WHAT YOU SHOULD DO
Transcribe the listing below word for word.

"""

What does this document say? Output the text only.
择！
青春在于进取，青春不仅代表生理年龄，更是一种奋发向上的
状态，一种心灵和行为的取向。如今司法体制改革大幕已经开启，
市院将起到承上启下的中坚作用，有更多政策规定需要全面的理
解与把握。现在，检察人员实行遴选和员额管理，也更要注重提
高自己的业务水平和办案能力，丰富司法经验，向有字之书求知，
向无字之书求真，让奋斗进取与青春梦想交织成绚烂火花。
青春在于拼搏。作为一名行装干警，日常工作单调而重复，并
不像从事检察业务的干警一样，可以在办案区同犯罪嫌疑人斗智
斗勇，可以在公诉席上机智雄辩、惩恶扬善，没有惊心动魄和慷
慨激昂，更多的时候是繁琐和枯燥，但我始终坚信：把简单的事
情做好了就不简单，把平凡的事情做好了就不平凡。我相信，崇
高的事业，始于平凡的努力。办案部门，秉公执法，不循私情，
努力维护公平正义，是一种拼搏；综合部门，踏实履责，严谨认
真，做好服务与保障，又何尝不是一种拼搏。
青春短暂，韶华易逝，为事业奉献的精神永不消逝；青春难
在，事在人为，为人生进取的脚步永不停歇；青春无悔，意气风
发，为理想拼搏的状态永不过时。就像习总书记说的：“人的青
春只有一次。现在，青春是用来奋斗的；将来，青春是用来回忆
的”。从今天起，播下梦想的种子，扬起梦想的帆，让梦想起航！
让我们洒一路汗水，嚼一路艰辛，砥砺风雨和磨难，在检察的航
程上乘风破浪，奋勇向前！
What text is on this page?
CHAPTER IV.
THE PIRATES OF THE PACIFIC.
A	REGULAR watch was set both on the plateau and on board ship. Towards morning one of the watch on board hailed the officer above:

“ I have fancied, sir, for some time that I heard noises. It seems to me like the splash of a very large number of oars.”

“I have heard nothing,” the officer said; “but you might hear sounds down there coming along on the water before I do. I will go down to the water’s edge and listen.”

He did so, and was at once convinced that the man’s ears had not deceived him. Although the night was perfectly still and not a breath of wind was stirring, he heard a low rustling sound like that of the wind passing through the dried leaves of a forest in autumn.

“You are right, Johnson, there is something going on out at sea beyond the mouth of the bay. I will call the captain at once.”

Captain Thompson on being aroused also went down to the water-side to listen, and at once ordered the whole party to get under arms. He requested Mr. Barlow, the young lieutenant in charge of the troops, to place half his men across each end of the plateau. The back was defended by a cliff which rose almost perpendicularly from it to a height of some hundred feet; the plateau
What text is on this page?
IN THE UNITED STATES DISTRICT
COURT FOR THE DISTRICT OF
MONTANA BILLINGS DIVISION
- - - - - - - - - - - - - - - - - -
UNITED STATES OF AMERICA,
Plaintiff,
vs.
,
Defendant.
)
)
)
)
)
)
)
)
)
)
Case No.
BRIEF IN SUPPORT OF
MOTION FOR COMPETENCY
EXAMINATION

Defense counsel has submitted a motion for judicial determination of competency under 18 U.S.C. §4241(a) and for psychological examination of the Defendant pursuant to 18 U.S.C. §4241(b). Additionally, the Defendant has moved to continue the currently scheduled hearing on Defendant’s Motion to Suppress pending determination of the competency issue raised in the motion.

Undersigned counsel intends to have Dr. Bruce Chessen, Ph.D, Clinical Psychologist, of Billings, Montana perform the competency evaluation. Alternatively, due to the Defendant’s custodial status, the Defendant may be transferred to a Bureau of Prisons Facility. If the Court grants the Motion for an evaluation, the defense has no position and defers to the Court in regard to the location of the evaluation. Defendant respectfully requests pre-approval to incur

"""

FINAL RESULT
What does this document say? Output the text only.
择！
青春在于进取，青春不仅代表生理年龄，更是一种奋发向上的
状态，一种心灵和行为的取向。如今司法体制改革大幕已经开启，
市院将起到承上启下的中坚作用，有更多政策规定需要全面的理
解与把握。现在，检察人员实行遴选和员额管理，也更要注重提
高自己的业务水平和办案能力，丰富司法经验，向有字之书求知，
向无字之书求真，让奋斗进取与青春梦想交织成绚烂火花。
青春在于拼搏。作为一名行装干警，日常工作单调而重复，并
不像从事检察业务的干警一样，可以在办案区同犯罪嫌疑人斗智
斗勇，可以在公诉席上机智雄辩、惩恶扬善，没有惊心动魄和慷
慨激昂，更多的时候是繁琐和枯燥，但我始终坚信：把简单的事
情做好了就不简单，把平凡的事情做好了就不平凡。我相信，崇
高的事业，始于平凡的努力。办案部门，秉公执法，不循私情，
努力维护公平正义，是一种拼搏；综合部门，踏实履责，严谨认
真，做好服务与保障，又何尝不是一种拼搏。
青春短暂，韶华易逝，为事业奉献的精神永不消逝；青春难
在，事在人为，为人生进取的脚步永不停歇；青春无悔，意气风
发，为理想拼搏的状态永不过时。就像习总书记说的：“人的青
春只有一次。现在，青春是用来奋斗的；将来，青春是用来回忆
的”。从今天起，播下梦想的种子，扬起梦想的帆，让梦想起航！
让我们洒一路汗水，嚼一路艰辛，砥砺风雨和磨难，在检察的航
程上乘风破浪，奋勇向前！
What text is on this page?
CHAPTER IV.
THE PIRATES OF THE PACIFIC.
A	REGULAR watch was set both on the plateau and on board ship. Towards morning one of the watch on board hailed the officer above:

“ I have fancied, sir, for some time that I heard noises. It seems to me like the splash of a very large number of oars.”

“I have heard nothing,” the officer said; “but you might hear sounds down there coming along on the water before I do. I will go down to the water’s edge and listen.”

He did so, and was at once convinced that the man’s ears had not deceived him. Although the night was perfectly still and not a breath of wind was stirring, he heard a low rustling sound like that of the wind passing through the dried leaves of a forest in autumn.

“You are right, Johnson, there is something going on out at sea beyond the mouth of the bay. I will call the captain at once.”

Captain Thompson on being aroused also went down to the water-side to listen, and at once ordered the whole party to get under arms. He requested Mr. Barlow, the young lieutenant in charge of the troops, to place half his men across each end of the plateau. The back was defended by a cliff which rose almost perpendicularly from it to a height of some hundred feet; the plateau
What text is on this page?
IN THE UNITED STATES DISTRICT
COURT FOR THE DISTRICT OF
MONTANA BILLINGS DIVISION
- - - - - - - - - - - - - - - - - -
UNITED STATES OF AMERICA,
Plaintiff,
vs.
,
Defendant.
)
)
)
)
)
)
)
)
)
)
Case No.
BRIEF IN SUPPORT OF
MOTION FOR COMPETENCY
EXAMINATION

Defense counsel has submitted a motion for judicial determination of competency under 18 U.S.C. §4241(a) and for psychological examination of the Defendant pursuant to 18 U.S.C. §4241(b). Additionally, the Defendant has moved to continue the currently scheduled hearing on Defendant’s Motion to Suppress pending determination of the competency issue raised in the motion.

Undersigned counsel intends to have Dr. Bruce Chessen, Ph.D, Clinical Psychologist, of Billings, Montana perform the competency evaluation. Alternatively, due to the Defendant’s custodial status, the Defendant may be transferred to a Bureau of Prisons Facility. If the Court grants the Motion for an evaluation, the defense has no position and defers to the Court in regard to the location of the evaluation. Defendant respectfully requests pre-approval to incur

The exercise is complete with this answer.